## Requirement
The records below must be retyped exactly.

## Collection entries
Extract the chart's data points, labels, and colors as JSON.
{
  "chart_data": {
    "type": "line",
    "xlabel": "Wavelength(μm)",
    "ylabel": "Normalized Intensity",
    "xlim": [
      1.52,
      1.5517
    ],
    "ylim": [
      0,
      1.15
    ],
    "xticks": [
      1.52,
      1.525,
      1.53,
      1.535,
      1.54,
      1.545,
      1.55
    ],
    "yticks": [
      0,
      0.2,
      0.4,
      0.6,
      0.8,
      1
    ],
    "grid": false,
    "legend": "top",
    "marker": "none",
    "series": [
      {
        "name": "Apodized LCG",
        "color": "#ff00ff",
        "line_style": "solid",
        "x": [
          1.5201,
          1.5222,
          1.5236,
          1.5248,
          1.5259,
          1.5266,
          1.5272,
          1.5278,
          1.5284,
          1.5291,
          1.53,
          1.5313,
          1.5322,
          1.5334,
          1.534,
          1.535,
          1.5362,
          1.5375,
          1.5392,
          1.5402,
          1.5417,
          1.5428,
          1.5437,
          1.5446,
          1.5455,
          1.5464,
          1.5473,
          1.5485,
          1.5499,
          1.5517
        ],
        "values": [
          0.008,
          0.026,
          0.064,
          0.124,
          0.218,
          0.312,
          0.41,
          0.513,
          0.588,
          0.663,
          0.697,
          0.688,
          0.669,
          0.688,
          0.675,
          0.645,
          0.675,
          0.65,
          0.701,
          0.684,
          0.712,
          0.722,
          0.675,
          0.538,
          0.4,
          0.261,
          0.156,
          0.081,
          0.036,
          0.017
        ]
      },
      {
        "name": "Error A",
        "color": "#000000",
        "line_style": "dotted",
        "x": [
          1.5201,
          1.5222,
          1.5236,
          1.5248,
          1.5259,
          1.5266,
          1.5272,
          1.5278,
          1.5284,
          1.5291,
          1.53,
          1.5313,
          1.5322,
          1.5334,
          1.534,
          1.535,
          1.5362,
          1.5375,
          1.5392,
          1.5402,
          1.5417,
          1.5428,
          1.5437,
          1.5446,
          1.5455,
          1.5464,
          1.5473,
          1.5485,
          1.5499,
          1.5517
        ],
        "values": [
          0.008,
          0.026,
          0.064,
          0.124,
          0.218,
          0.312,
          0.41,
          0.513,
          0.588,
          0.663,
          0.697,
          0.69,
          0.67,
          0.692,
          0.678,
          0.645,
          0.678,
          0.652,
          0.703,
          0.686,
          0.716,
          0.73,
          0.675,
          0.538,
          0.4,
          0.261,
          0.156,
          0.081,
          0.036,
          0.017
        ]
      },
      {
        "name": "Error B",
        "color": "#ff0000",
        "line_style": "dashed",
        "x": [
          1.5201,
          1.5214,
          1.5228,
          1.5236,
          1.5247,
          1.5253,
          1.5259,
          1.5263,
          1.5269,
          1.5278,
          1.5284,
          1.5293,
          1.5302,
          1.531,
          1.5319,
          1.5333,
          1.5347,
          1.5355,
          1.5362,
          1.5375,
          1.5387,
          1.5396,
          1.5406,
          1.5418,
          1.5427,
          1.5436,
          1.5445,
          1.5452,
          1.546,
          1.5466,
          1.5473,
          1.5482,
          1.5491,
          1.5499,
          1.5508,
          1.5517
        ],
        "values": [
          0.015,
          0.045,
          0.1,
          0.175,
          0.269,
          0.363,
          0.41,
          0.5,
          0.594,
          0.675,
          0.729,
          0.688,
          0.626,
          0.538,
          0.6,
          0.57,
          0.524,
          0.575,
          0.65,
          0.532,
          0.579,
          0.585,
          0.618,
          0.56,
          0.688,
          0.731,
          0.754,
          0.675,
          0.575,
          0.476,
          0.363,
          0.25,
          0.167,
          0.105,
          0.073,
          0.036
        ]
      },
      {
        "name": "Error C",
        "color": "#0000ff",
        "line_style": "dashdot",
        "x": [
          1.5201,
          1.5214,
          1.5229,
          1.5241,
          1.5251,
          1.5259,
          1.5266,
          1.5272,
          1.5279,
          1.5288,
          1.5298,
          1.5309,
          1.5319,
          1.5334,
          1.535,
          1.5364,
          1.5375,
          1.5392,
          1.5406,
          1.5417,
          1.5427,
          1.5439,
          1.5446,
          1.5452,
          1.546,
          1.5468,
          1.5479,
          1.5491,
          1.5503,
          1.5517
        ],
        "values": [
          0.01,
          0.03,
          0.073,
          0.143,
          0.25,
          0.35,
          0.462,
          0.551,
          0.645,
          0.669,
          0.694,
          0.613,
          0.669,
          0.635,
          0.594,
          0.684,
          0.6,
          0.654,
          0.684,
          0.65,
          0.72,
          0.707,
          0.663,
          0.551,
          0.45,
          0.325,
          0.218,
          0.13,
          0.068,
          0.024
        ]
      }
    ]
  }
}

## The solution
Extract the chart's data points, labels, and colors as JSON.
{
  "chart_data": {
    "type": "line",
    "xlabel": "Wavelength(μm)",
    "ylabel": "Normalized Intensity",
    "xlim": [
      1.52,
      1.5517
    ],
    "ylim": [
      0,
      1.15
    ],
    "xticks": [
      1.52,
      1.525,
      1.53,
      1.535,
      1.54,
      1.545,
      1.55
    ],
    "yticks": [
      0,
      0.2,
      0.4,
      0.6,
      0.8,
      1
    ],
    "grid": false,
    "legend": "top",
    "marker": "none",
    "series": [
      {
        "name": "Apodized LCG",
        "color": "#ff00ff",
        "line_style": "solid",
        "x": [
          1.5201,
          1.5222,
          1.5236,
          1.5248,
          1.5259,
          1.5266,
          1.5272,
          1.5278,
          1.5284,
          1.5291,
          1.53,
          1.5313,
          1.5322,
          1.5334,
          1.534,
          1.535,
          1.5362,
          1.5375,
          1.5392,
          1.5402,
          1.5417,
          1.5428,
          1.5437,
          1.5446,
          1.5455,
          1.5464,
          1.5473,
          1.5485,
          1.5499,
          1.5517
        ],
        "values": [
          0.008,
          0.026,
          0.064,
          0.124,
          0.218,
          0.312,
          0.41,
          0.513,
          0.588,
          0.663,
          0.697,
          0.688,
          0.669,
          0.688,
          0.675,
          0.645,
          0.675,
          0.65,
          0.701,
          0.684,
          0.712,
          0.722,
          0.675,
          0.538,
          0.4,
          0.261,
          0.156,
          0.081,
          0.036,
          0.017
        ]
      },
      {
        "name": "Error A",
        "color": "#000000",
        "line_style": "dotted",
        "x": [
          1.5201,
          1.5222,
          1.5236,
          1.5248,
          1.5259,
          1.5266,
          1.5272,
          1.5278,
          1.5284,
          1.5291,
          1.53,
          1.5313,
          1.5322,
          1.5334,
          1.534,
          1.535,
          1.5362,
          1.5375,
          1.5392,
          1.5402,
          1.5417,
          1.5428,
          1.5437,
          1.5446,
          1.5455,
          1.5464,
          1.5473,
          1.5485,
          1.5499,
          1.5517
        ],
        "values": [
          0.008,
          0.026,
          0.064,
          0.124,
          0.218,
          0.312,
          0.41,
          0.513,
          0.588,
          0.663,
          0.697,
          0.69,
          0.67,
          0.692,
          0.678,
          0.645,
          0.678,
          0.652,
          0.703,
          0.686,
          0.716,
          0.73,
          0.675,
          0.538,
          0.4,
          0.261,
          0.156,
          0.081,
          0.036,
          0.017
        ]
      },
      {
        "name": "Error B",
        "color": "#ff0000",
        "line_style": "dashed",
        "x": [
          1.5201,
          1.5214,
          1.5228,
          1.5236,
          1.5247,
          1.5253,
          1.5259,
          1.5263,
          1.5269,
          1.5278,
          1.5284,
          1.5293,
          1.5302,
          1.531,
          1.5319,
          1.5333,
          1.5347,
          1.5355,
          1.5362,
          1.5375,
          1.5387,
          1.5396,
          1.5406,
          1.5418,
          1.5427,
          1.5436,
          1.5445,
          1.5452,
          1.546,
          1.5466,
          1.5473,
          1.5482,
          1.5491,
          1.5499,
          1.5508,
          1.5517
        ],
        "values": [
          0.015,
          0.045,
          0.1,
          0.175,
          0.269,
          0.363,
          0.41,
          0.5,
          0.594,
          0.675,
          0.729,
          0.688,
          0.626,
          0.538,
          0.6,
          0.57,
          0.524,
          0.575,
          0.65,
          0.532,
          0.579,
          0.585,
          0.618,
          0.56,
          0.688,
          0.731,
          0.754,
          0.675,
          0.575,
          0.476,
          0.363,
          0.25,
          0.167,
          0.105,
          0.073,
          0.036
        ]
      },
      {
        "name": "Error C",
        "color": "#0000ff",
        "line_style": "dashdot",
        "x": [
          1.5201,
          1.5214,
          1.5229,
          1.5241,
          1.5251,
          1.5259,
          1.5266,
          1.5272,
          1.5279,
          1.5288,
          1.5298,
          1.5309,
          1.5319,
          1.5334,
          1.535,
          1.5364,
          1.5375,
          1.5392,
          1.5406,
          1.5417,
          1.5427,
          1.5439,
          1.5446,
          1.5452,
          1.546,
          1.5468,
          1.5479,
          1.5491,
          1.5503,
          1.5517
        ],
        "values": [
          0.01,
          0.03,
          0.073,
          0.143,
          0.25,
          0.35,
          0.462,
          0.551,
          0.645,
          0.669,
          0.694,
          0.613,
          0.669,
          0.635,
          0.594,
          0.684,
          0.6,
          0.654,
          0.684,
          0.65,
          0.72,
          0.707,
          0.663,
          0.551,
          0.45,
          0.325,
          0.218,
          0.13,
          0.068,
          0.024
        ]
      }
    ]
  }
}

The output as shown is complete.